▶ AIM OF THE TASK: Report how many lines in the records below contain the word "Reserve". Give only the number.

▶ INFORMATION SUPPLIED:
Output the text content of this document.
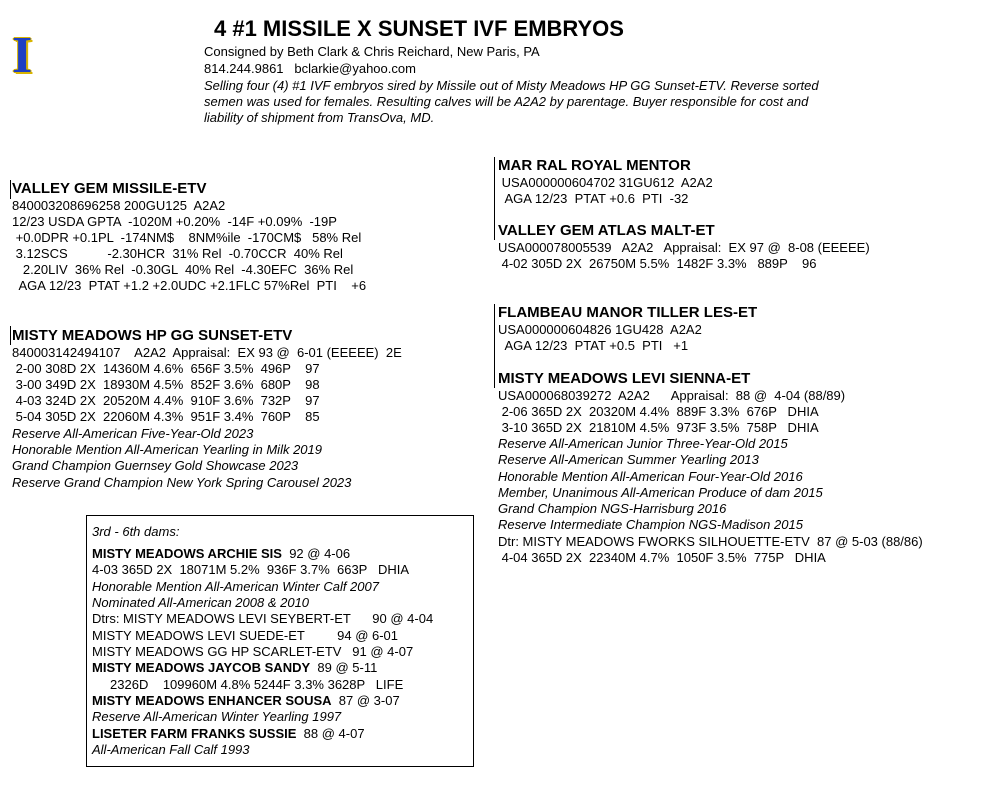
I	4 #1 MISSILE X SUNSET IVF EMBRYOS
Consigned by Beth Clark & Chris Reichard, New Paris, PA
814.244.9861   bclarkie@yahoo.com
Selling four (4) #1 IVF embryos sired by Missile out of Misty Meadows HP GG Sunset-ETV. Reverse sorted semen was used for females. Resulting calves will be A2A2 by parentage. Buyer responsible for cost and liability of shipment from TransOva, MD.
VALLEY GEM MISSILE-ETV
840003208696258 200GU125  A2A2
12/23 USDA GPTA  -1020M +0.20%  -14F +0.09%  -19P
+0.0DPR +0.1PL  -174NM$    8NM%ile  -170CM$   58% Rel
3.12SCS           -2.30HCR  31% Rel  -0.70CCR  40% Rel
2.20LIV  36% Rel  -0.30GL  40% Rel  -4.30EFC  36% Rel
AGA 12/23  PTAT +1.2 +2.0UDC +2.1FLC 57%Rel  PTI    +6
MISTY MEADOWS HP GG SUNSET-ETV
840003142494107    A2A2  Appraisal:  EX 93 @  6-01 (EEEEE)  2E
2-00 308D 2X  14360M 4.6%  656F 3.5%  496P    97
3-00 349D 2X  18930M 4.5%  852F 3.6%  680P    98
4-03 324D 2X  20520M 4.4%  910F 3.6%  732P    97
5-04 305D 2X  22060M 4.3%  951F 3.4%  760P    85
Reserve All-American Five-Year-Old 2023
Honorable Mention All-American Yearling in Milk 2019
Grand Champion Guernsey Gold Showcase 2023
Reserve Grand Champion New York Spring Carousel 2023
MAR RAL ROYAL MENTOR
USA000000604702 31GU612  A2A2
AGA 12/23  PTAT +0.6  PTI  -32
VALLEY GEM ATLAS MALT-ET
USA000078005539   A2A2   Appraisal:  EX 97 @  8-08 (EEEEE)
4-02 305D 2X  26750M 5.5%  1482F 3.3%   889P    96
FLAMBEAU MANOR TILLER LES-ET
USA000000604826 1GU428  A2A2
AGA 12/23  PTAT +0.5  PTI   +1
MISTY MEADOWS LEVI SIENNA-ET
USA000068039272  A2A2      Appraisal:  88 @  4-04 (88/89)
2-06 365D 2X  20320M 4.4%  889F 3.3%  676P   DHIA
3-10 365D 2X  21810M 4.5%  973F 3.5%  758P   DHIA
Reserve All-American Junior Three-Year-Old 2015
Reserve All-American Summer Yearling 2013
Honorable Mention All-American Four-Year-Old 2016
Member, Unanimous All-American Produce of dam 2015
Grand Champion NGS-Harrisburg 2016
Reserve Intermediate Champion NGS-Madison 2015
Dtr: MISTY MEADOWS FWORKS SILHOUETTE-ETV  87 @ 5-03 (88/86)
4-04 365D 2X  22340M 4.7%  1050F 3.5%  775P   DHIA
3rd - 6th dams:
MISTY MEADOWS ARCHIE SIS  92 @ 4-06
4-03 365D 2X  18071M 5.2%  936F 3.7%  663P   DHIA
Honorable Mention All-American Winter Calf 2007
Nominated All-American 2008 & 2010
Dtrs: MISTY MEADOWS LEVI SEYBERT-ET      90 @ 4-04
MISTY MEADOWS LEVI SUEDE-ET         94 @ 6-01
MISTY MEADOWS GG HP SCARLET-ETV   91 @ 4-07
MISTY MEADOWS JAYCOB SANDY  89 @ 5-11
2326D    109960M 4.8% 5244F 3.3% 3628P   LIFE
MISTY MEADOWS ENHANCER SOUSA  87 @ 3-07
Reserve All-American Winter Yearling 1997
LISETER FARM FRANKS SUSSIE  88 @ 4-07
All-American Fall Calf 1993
==
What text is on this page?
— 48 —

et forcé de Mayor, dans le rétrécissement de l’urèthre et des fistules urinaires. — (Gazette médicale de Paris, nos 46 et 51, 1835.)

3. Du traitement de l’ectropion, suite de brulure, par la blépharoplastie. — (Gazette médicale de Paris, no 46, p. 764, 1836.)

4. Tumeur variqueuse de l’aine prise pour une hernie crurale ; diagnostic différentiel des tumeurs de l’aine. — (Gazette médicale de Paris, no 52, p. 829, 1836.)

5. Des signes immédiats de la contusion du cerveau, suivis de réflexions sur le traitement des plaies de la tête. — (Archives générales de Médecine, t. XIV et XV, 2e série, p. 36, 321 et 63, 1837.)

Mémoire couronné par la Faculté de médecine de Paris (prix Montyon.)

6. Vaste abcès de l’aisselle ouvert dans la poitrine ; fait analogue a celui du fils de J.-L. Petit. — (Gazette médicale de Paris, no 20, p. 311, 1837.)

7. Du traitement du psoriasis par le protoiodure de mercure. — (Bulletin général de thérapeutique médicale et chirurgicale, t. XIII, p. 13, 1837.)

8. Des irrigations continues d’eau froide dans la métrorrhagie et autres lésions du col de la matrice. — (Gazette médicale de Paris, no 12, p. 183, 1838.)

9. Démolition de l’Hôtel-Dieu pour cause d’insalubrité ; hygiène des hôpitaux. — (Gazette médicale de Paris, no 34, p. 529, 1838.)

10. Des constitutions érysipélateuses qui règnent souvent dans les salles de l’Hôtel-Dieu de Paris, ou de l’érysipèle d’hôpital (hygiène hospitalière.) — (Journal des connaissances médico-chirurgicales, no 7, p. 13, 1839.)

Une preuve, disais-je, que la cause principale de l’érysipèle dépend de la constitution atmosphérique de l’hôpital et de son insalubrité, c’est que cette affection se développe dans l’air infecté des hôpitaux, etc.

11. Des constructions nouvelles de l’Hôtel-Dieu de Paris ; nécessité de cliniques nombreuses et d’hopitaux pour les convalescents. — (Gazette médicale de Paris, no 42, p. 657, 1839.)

▶ OUTPUT OF THE EXERCISE: 6